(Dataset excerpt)
• • • • • • •
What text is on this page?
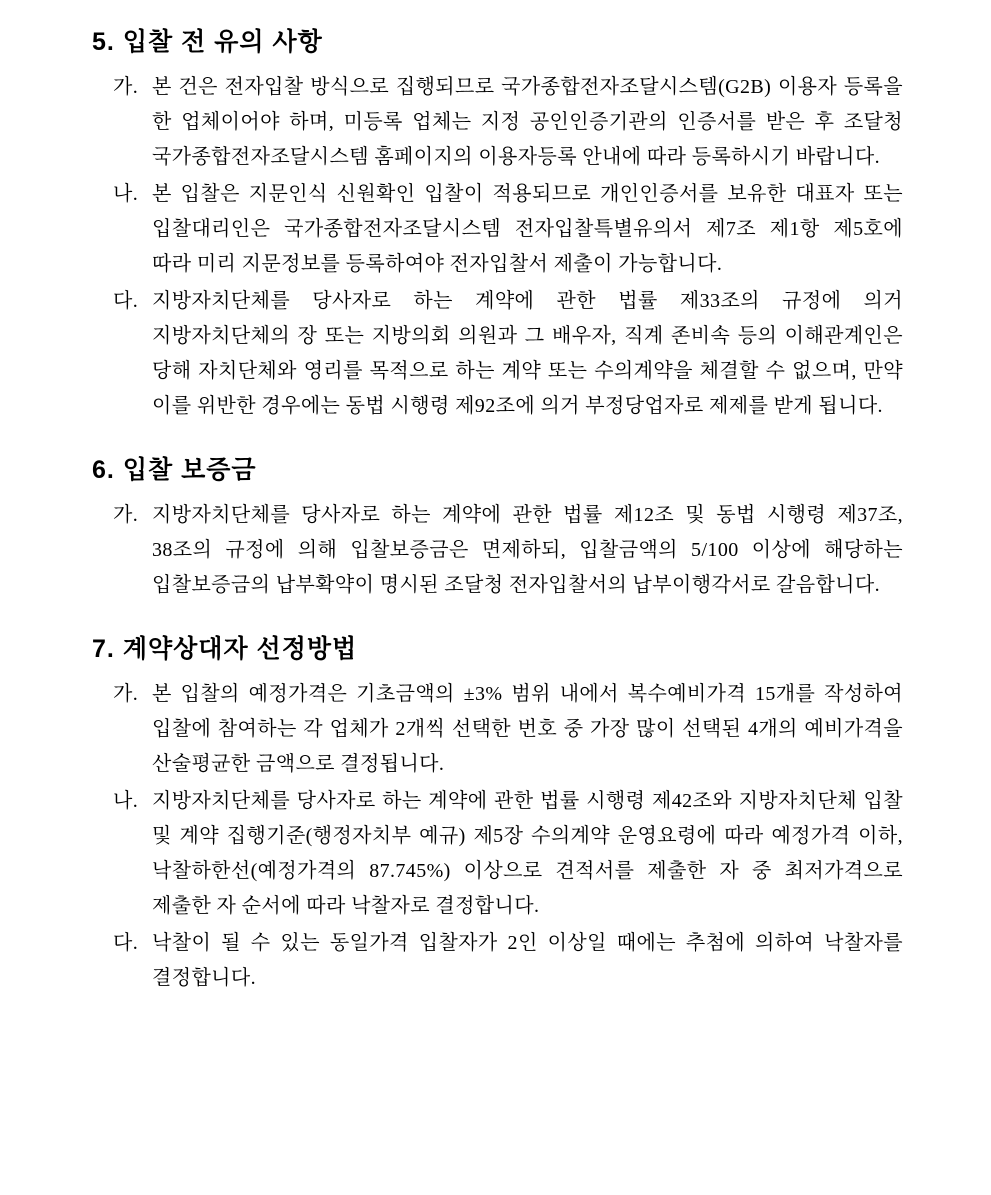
5. 입찰 전 유의 사항

가. 본 건은 전자입찰 방식으로 집행되므로 국가종합전자조달시스템(G2B) 이용자 등록을 한 업체이어야 하며, 미등록 업체는 지정 공인인증기관의 인증서를 받은 후 조달청 국가종합전자조달시스템 홈페이지의 이용자등록 안내에 따라 등록하시기 바랍니다.

나. 본 입찰은 지문인식 신원확인 입찰이 적용되므로 개인인증서를 보유한 대표자 또는 입찰대리인은 국가종합전자조달시스템 전자입찰특별유의서 제7조 제1항 제5호에 따라 미리 지문정보를 등록하여야 전자입찰서 제출이 가능합니다.

다. 지방자치단체를 당사자로 하는 계약에 관한 법률 제33조의 규정에 의거 지방자치단체의 장 또는 지방의회 의원과 그 배우자, 직계 존비속 등의 이해관계인은 당해 자치단체와 영리를 목적으로 하는 계약 또는 수의계약을 체결할 수 없으며, 만약 이를 위반한 경우에는 동법 시행령 제92조에 의거 부정당업자로 제제를 받게 됩니다.

6. 입찰 보증금

가. 지방자치단체를 당사자로 하는 계약에 관한 법률 제12조 및 동법 시행령 제37조, 38조의 규정에 의해 입찰보증금은 면제하되, 입찰금액의 5/100 이상에 해당하는 입찰보증금의 납부확약이 명시된 조달청 전자입찰서의 납부이행각서로 갈음합니다.

7. 계약상대자 선정방법

가. 본 입찰의 예정가격은 기초금액의 ±3% 범위 내에서 복수예비가격 15개를 작성하여 입찰에 참여하는 각 업체가 2개씩 선택한 번호 중 가장 많이 선택된 4개의 예비가격을 산술평균한 금액으로 결정됩니다.

나. 지방자치단체를 당사자로 하는 계약에 관한 법률 시행령 제42조와 지방자치단체 입찰 및 계약 집행기준(행정자치부 예규) 제5장 수의계약 운영요령에 따라 예정가격 이하, 낙찰하한선(예정가격의 87.745%) 이상으로 견적서를 제출한 자 중 최저가격으로 제출한 자 순서에 따라 낙찰자로 결정합니다.

다. 낙찰이 될 수 있는 동일가격 입찰자가 2인 이상일 때에는 추첨에 의하여 낙찰자를 결정합니다.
• • • • • • •
▶ DO THIS: Look for "지방자치단체를" and pull out every line that has it.

▶ WRITTEN REPLY:
다. 지방자치단체를 당사자로 하는 계약에 관한 법률 제33조의 규정에 의거 지방자치단체의 장 또는 지방의회 의원과 그 배우자, 직계 존비속 등의 이해관계인은 당해 자치단체와 영리를 목적으로 하는 계약 또는 수의계약을 체결할 수 없으며, 만약 이를 위반한 경우에는 동법 시행령 제92조에 의거 부정당업자로 제제를 받게 됩니다.
가. 지방자치단체를 당사자로 하는 계약에 관한 법률 제12조 및 동법 시행령 제37조, 38조의 규정에 의해 입찰보증금은 면제하되, 입찰금액의 5/100 이상에 해당하는 입찰보증금의 납부확약이 명시된 조달청 전자입찰서의 납부이행각서로 갈음합니다.
나. 지방자치단체를 당사자로 하는 계약에 관한 법률 시행령 제42조와 지방자치단체 입찰 및 계약 집행기준(행정자치부 예규) 제5장 수의계약 운영요령에 따라 예정가격 이하, 낙찰하한선(예정가격의 87.745%) 이상으로 견적서를 제출한 자 중 최저가격으로 제출한 자 순서에 따라 낙찰자로 결정합니다.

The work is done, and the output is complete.